### Work required
Begin at the line that contains "What does this" and repeat every line from there to the end of the records below, inclusive, without adding any other line.

### Data entries
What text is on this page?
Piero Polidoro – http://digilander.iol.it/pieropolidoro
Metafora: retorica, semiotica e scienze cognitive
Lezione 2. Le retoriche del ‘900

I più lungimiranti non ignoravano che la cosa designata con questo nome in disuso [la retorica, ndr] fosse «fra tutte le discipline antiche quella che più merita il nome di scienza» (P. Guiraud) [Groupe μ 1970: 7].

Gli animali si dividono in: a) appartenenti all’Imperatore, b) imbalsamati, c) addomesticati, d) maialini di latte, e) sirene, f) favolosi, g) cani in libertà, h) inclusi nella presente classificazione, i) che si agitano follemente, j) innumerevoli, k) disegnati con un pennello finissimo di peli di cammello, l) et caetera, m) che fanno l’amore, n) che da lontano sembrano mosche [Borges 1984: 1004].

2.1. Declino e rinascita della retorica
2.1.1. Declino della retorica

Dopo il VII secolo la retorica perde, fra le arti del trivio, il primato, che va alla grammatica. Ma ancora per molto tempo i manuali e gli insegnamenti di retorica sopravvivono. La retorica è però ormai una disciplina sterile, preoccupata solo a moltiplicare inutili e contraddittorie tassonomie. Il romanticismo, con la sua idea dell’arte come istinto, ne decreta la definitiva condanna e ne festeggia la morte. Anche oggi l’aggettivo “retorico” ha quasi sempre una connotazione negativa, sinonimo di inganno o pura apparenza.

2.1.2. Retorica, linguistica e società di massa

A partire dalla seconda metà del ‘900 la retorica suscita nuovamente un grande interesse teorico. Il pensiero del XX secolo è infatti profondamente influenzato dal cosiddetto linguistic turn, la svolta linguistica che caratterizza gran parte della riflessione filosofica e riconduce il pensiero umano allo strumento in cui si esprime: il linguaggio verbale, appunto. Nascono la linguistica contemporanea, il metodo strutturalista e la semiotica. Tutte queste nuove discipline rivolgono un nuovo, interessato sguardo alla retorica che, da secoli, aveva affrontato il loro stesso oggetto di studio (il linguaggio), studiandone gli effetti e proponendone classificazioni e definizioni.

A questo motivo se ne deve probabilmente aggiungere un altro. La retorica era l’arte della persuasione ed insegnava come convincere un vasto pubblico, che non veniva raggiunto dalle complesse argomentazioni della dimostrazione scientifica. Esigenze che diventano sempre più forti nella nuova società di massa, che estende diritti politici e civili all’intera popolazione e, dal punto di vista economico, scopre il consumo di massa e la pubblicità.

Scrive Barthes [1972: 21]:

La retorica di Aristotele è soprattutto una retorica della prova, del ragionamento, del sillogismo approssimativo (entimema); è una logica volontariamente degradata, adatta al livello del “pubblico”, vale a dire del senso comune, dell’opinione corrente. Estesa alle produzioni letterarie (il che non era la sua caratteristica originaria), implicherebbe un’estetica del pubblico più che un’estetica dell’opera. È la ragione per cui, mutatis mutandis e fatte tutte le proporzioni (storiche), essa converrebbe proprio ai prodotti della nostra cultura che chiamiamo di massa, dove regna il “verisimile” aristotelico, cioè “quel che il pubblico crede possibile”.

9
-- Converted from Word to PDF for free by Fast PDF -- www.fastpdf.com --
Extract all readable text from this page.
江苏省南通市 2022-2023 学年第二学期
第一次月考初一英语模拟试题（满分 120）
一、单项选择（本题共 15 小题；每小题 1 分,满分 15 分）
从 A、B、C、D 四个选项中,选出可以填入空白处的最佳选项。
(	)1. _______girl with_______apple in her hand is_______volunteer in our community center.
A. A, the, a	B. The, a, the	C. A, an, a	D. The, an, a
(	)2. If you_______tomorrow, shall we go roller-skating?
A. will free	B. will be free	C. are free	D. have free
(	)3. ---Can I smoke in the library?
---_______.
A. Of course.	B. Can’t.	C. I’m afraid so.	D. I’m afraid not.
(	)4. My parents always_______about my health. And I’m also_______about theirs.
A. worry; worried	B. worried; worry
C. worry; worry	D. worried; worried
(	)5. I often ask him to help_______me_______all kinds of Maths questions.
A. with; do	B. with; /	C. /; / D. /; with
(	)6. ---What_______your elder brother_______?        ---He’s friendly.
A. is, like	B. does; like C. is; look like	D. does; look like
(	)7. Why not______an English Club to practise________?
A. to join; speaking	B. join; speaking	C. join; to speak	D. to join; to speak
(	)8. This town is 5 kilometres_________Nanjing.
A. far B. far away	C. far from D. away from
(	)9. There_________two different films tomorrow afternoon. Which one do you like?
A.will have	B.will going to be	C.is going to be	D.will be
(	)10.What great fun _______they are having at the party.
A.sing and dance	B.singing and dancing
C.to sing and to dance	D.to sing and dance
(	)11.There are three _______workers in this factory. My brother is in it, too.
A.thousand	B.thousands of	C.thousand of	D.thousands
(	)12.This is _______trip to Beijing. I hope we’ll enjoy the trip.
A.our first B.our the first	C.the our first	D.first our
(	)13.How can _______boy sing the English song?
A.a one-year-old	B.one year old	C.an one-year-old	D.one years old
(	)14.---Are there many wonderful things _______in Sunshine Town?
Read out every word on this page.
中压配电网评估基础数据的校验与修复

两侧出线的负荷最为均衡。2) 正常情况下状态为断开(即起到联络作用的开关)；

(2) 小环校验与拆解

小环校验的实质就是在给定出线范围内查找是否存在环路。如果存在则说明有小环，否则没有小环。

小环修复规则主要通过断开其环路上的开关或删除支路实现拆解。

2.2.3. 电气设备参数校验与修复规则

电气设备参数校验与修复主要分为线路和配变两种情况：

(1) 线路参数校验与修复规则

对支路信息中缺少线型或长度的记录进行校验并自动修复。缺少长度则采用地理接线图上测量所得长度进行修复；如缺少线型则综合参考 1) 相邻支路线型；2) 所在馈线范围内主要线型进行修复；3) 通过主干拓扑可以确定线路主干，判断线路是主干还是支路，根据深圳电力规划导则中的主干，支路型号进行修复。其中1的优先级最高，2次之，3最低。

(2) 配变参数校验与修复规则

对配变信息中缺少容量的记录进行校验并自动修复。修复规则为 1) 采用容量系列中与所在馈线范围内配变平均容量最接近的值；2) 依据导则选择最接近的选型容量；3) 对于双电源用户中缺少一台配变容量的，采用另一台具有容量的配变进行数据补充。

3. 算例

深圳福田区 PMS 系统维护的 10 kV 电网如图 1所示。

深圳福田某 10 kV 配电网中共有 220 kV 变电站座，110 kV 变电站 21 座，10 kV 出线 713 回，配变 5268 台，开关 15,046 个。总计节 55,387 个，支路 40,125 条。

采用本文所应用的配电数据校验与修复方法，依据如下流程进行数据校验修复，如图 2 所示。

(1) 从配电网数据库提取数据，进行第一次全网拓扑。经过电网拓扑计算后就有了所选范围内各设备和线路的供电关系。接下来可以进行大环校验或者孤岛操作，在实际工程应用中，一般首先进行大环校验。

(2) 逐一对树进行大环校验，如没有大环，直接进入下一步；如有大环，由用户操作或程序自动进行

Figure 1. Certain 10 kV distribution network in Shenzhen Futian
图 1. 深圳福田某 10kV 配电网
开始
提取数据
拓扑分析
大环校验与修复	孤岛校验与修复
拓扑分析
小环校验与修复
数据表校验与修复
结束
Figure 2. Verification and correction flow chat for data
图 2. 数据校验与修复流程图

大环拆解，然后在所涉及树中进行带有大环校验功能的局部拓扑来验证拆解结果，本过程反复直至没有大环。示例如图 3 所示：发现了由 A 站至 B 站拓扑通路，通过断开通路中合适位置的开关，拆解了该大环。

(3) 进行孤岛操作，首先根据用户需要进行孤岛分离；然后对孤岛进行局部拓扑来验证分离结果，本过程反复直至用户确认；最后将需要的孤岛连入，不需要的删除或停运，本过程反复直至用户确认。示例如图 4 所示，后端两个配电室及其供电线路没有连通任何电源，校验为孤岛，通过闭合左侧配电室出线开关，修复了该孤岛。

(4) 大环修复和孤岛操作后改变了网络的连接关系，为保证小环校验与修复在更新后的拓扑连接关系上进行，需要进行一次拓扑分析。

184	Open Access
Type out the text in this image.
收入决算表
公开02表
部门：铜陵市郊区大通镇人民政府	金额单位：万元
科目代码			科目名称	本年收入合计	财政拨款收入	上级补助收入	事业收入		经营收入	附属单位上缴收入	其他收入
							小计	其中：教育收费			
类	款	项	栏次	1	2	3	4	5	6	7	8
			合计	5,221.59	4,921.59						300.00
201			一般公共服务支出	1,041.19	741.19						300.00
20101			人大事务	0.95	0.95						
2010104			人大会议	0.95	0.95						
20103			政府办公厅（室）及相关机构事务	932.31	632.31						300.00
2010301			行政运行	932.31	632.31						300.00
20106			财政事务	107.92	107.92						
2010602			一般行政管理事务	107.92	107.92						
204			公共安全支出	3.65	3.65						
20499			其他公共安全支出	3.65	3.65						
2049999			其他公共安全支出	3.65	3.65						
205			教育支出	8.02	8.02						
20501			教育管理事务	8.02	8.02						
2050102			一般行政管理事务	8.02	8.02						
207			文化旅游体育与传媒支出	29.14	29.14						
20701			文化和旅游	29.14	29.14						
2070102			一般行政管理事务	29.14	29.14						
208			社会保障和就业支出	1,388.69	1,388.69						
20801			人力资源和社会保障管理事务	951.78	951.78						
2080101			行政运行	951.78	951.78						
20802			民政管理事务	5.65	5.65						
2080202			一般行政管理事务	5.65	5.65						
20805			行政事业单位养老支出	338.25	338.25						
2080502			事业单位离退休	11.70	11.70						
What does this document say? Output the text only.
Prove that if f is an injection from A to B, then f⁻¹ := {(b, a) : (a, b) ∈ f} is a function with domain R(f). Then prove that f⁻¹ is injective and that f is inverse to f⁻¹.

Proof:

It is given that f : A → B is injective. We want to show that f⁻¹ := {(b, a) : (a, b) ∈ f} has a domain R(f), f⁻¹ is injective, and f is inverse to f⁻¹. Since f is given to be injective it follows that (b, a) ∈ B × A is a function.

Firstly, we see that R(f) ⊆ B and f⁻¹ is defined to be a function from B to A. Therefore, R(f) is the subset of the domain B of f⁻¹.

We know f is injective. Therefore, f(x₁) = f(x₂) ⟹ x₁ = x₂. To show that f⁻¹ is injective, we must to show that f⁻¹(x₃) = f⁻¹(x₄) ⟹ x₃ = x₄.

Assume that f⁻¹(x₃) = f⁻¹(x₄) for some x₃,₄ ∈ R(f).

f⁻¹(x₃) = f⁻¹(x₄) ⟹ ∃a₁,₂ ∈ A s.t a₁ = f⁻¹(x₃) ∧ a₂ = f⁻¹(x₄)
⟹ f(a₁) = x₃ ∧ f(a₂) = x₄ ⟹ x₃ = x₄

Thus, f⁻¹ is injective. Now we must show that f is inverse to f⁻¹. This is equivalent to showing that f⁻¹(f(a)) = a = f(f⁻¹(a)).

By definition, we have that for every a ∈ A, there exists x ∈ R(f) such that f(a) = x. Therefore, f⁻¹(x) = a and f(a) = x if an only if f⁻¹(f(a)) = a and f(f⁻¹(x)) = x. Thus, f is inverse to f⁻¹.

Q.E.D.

### Finished task
What does this document say? Output the text only.
Prove that if f is an injection from A to B, then f⁻¹ := {(b, a) : (a, b) ∈ f} is a function with domain R(f). Then prove that f⁻¹ is injective and that f is inverse to f⁻¹.

Proof:

It is given that f : A → B is injective. We want to show that f⁻¹ := {(b, a) : (a, b) ∈ f} has a domain R(f), f⁻¹ is injective, and f is inverse to f⁻¹. Since f is given to be injective it follows that (b, a) ∈ B × A is a function.

Firstly, we see that R(f) ⊆ B and f⁻¹ is defined to be a function from B to A. Therefore, R(f) is the subset of the domain B of f⁻¹.

We know f is injective. Therefore, f(x₁) = f(x₂) ⟹ x₁ = x₂. To show that f⁻¹ is injective, we must to show that f⁻¹(x₃) = f⁻¹(x₄) ⟹ x₃ = x₄.

Assume that f⁻¹(x₃) = f⁻¹(x₄) for some x₃,₄ ∈ R(f).

f⁻¹(x₃) = f⁻¹(x₄) ⟹ ∃a₁,₂ ∈ A s.t a₁ = f⁻¹(x₃) ∧ a₂ = f⁻¹(x₄)
⟹ f(a₁) = x₃ ∧ f(a₂) = x₄ ⟹ x₃ = x₄

Thus, f⁻¹ is injective. Now we must show that f is inverse to f⁻¹. This is equivalent to showing that f⁻¹(f(a)) = a = f(f⁻¹(a)).

By definition, we have that for every a ∈ A, there exists x ∈ R(f) such that f(a) = x. Therefore, f⁻¹(x) = a and f(a) = x if an only if f⁻¹(f(a)) = a and f(f⁻¹(x)) = x. Thus, f is inverse to f⁻¹.

Q.E.D.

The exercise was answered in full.